— BEGIN Dataset excerpts —

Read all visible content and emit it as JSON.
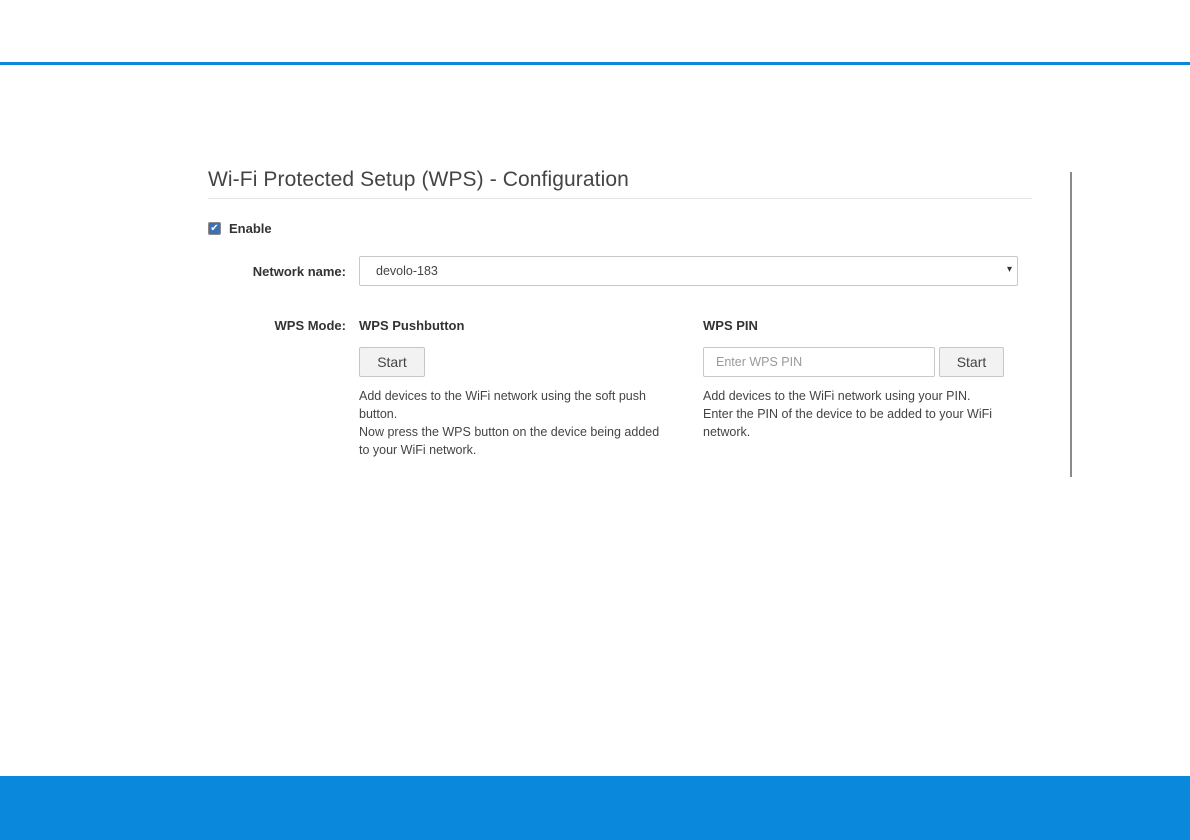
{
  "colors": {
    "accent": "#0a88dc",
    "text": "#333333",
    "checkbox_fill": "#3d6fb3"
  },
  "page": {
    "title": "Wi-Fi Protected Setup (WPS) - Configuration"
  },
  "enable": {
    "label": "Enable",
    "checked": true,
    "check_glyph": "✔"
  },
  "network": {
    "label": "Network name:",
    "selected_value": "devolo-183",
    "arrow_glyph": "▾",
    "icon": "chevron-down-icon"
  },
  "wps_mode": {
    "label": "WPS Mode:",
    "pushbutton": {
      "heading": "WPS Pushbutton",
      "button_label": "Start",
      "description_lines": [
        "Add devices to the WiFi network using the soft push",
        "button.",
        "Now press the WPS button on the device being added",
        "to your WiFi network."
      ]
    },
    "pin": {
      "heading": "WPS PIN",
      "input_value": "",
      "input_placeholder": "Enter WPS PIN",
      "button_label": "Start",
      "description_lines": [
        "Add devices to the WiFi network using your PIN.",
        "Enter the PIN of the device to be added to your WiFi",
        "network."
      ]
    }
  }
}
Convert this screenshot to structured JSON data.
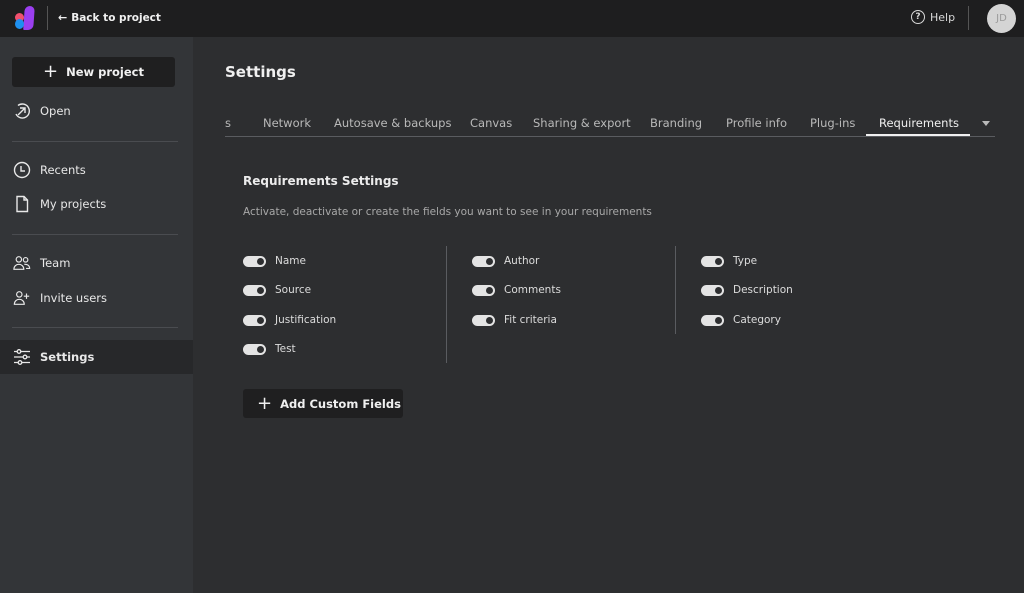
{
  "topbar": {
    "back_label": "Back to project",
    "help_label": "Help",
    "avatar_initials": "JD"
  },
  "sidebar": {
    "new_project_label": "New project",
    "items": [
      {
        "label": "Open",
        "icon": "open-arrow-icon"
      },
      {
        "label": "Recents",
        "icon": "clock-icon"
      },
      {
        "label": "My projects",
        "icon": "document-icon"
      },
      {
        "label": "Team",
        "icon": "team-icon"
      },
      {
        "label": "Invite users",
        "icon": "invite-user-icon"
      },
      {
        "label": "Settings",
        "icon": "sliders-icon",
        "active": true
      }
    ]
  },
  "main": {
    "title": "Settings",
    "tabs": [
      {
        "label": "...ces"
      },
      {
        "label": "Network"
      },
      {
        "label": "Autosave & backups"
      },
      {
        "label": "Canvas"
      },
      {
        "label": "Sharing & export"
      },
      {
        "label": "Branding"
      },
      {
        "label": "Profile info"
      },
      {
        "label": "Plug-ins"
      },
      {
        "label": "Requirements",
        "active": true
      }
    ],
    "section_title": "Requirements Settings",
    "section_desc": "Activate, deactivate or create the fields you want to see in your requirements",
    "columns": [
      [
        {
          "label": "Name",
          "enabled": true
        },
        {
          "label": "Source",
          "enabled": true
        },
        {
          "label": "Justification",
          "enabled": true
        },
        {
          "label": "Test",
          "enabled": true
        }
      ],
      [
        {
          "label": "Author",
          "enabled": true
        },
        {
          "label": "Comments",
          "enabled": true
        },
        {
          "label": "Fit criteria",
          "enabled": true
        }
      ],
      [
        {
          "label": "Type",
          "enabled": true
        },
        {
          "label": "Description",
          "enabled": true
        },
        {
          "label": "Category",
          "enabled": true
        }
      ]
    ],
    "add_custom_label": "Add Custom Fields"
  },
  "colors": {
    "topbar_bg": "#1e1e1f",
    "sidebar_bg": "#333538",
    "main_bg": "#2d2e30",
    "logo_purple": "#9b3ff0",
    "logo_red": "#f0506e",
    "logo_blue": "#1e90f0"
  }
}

— END Dataset excerpts —

Work instructions: Using the records above, output their complete text exactly, minus any images.

Task output:
Read all visible content and emit it as JSON.
{
  "colors": {
    "accent": "#0a88dc",
    "text": "#333333",
    "checkbox_fill": "#3d6fb3"
  },
  "page": {
    "title": "Wi-Fi Protected Setup (WPS) - Configuration"
  },
  "enable": {
    "label": "Enable",
    "checked": true,
    "check_glyph": "✔"
  },
  "network": {
    "label": "Network name:",
    "selected_value": "devolo-183",
    "arrow_glyph": "▾",
    "icon": "chevron-down-icon"
  },
  "wps_mode": {
    "label": "WPS Mode:",
    "pushbutton": {
      "heading": "WPS Pushbutton",
      "button_label": "Start",
      "description_lines": [
        "Add devices to the WiFi network using the soft push",
        "button.",
        "Now press the WPS button on the device being added",
        "to your WiFi network."
      ]
    },
    "pin": {
      "heading": "WPS PIN",
      "input_value": "",
      "input_placeholder": "Enter WPS PIN",
      "button_label": "Start",
      "description_lines": [
        "Add devices to the WiFi network using your PIN.",
        "Enter the PIN of the device to be added to your WiFi",
        "network."
      ]
    }
  }
}
Convert this screenshot to structured JSON data.
{
  "topbar": {
    "back_label": "Back to project",
    "help_label": "Help",
    "avatar_initials": "JD"
  },
  "sidebar": {
    "new_project_label": "New project",
    "items": [
      {
        "label": "Open",
        "icon": "open-arrow-icon"
      },
      {
        "label": "Recents",
        "icon": "clock-icon"
      },
      {
        "label": "My projects",
        "icon": "document-icon"
      },
      {
        "label": "Team",
        "icon": "team-icon"
      },
      {
        "label": "Invite users",
        "icon": "invite-user-icon"
      },
      {
        "label": "Settings",
        "icon": "sliders-icon",
        "active": true
      }
    ]
  },
  "main": {
    "title": "Settings",
    "tabs": [
      {
        "label": "...ces"
      },
      {
        "label": "Network"
      },
      {
        "label": "Autosave & backups"
      },
      {
        "label": "Canvas"
      },
      {
        "label": "Sharing & export"
      },
      {
        "label": "Branding"
      },
      {
        "label": "Profile info"
      },
      {
        "label": "Plug-ins"
      },
      {
        "label": "Requirements",
        "active": true
      }
    ],
    "section_title": "Requirements Settings",
    "section_desc": "Activate, deactivate or create the fields you want to see in your requirements",
    "columns": [
      [
        {
          "label": "Name",
          "enabled": true
        },
        {
          "label": "Source",
          "enabled": true
        },
        {
          "label": "Justification",
          "enabled": true
        },
        {
          "label": "Test",
          "enabled": true
        }
      ],
      [
        {
          "label": "Author",
          "enabled": true
        },
        {
          "label": "Comments",
          "enabled": true
        },
        {
          "label": "Fit criteria",
          "enabled": true
        }
      ],
      [
        {
          "label": "Type",
          "enabled": true
        },
        {
          "label": "Description",
          "enabled": true
        },
        {
          "label": "Category",
          "enabled": true
        }
      ]
    ],
    "add_custom_label": "Add Custom Fields"
  },
  "colors": {
    "topbar_bg": "#1e1e1f",
    "sidebar_bg": "#333538",
    "main_bg": "#2d2e30",
    "logo_purple": "#9b3ff0",
    "logo_red": "#f0506e",
    "logo_blue": "#1e90f0"
  }
}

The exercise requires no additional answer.